Extracted data:
• • • • •
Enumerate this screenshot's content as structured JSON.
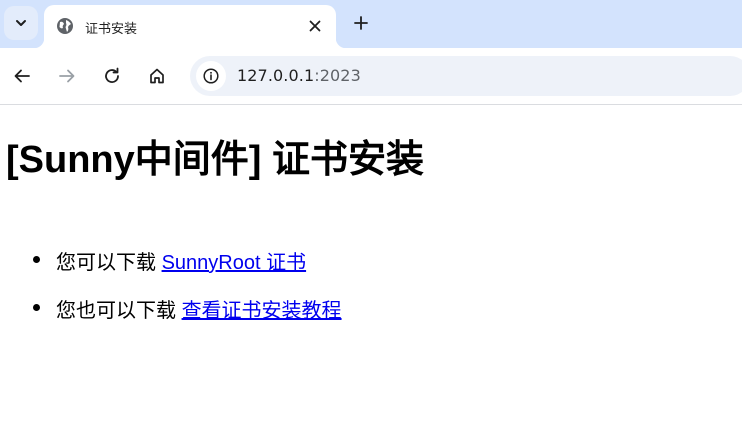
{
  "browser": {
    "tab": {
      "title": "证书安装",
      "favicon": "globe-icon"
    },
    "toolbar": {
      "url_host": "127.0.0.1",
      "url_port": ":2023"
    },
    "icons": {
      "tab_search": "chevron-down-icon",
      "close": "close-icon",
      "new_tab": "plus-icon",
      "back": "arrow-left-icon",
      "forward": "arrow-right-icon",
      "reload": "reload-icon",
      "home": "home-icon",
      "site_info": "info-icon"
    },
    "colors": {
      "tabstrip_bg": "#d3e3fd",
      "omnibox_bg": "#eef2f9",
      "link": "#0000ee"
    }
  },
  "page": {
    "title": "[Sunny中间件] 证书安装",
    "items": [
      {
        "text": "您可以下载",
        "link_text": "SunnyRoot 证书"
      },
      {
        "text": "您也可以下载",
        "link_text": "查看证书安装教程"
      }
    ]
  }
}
• • • • •
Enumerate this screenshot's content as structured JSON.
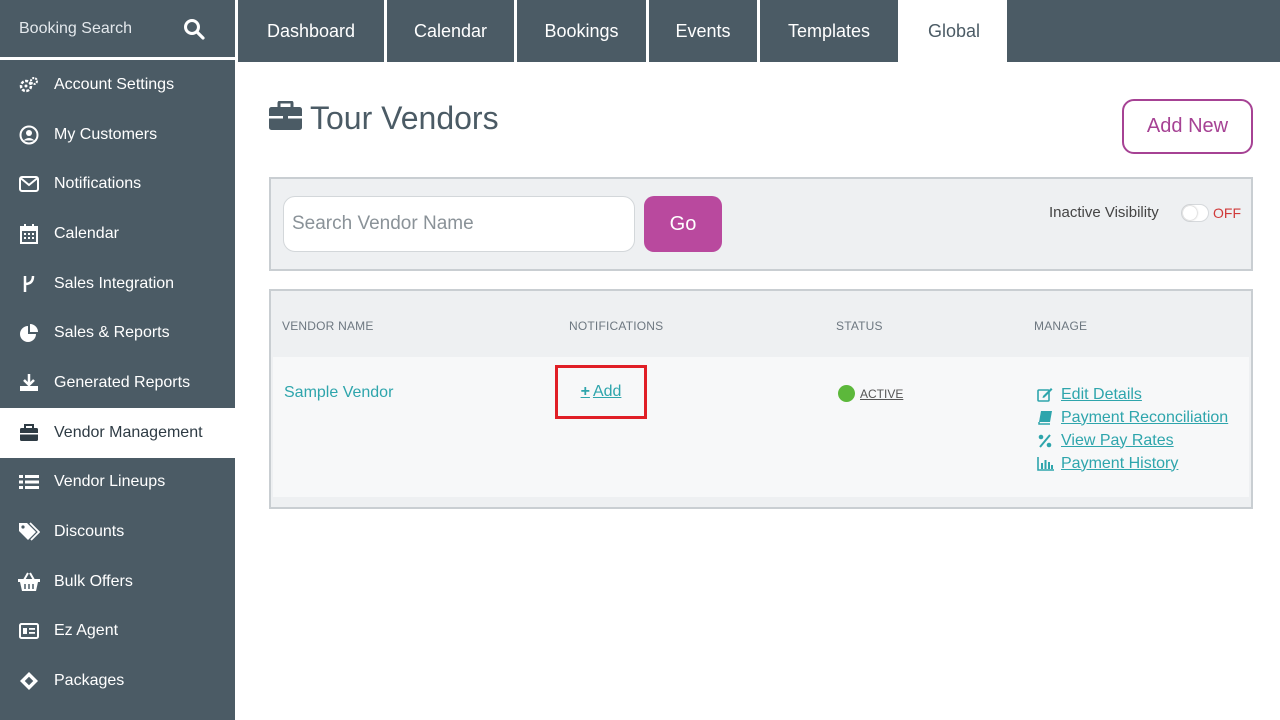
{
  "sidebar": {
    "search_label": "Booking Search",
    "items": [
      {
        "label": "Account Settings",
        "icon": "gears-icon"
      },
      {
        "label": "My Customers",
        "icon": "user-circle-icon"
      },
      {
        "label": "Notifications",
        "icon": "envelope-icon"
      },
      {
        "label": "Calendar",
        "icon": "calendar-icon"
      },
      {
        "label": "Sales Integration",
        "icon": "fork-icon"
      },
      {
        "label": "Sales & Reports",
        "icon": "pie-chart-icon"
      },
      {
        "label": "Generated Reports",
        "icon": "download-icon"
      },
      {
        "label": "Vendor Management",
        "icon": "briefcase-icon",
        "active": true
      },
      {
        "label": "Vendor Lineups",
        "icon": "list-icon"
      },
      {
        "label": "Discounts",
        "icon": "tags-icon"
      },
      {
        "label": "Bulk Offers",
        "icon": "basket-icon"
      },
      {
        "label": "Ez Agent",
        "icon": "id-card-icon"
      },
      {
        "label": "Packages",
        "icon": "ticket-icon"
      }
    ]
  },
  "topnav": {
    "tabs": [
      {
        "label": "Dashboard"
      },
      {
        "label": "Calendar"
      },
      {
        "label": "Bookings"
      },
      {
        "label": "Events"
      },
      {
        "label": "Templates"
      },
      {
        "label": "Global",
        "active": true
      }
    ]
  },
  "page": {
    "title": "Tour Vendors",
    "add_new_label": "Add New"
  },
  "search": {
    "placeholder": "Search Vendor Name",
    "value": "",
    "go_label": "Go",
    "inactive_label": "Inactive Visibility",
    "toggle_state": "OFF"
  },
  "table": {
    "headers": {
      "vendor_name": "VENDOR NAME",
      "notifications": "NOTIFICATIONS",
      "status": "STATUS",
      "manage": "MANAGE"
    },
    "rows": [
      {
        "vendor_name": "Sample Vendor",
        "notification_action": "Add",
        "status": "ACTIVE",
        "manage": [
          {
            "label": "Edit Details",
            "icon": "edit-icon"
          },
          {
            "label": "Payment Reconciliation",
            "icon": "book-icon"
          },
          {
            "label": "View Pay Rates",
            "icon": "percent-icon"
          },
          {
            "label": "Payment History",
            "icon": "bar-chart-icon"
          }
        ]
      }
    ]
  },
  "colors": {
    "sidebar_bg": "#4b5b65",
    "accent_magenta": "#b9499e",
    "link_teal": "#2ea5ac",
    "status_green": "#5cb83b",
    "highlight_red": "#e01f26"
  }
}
• • • • •
Exercise requirements:
Gather each line that holds "title".

Task answer:
      "title": "证书安装",
    "title": "[Sunny中间件] 证书安装",
    "title": "Tour Vendors",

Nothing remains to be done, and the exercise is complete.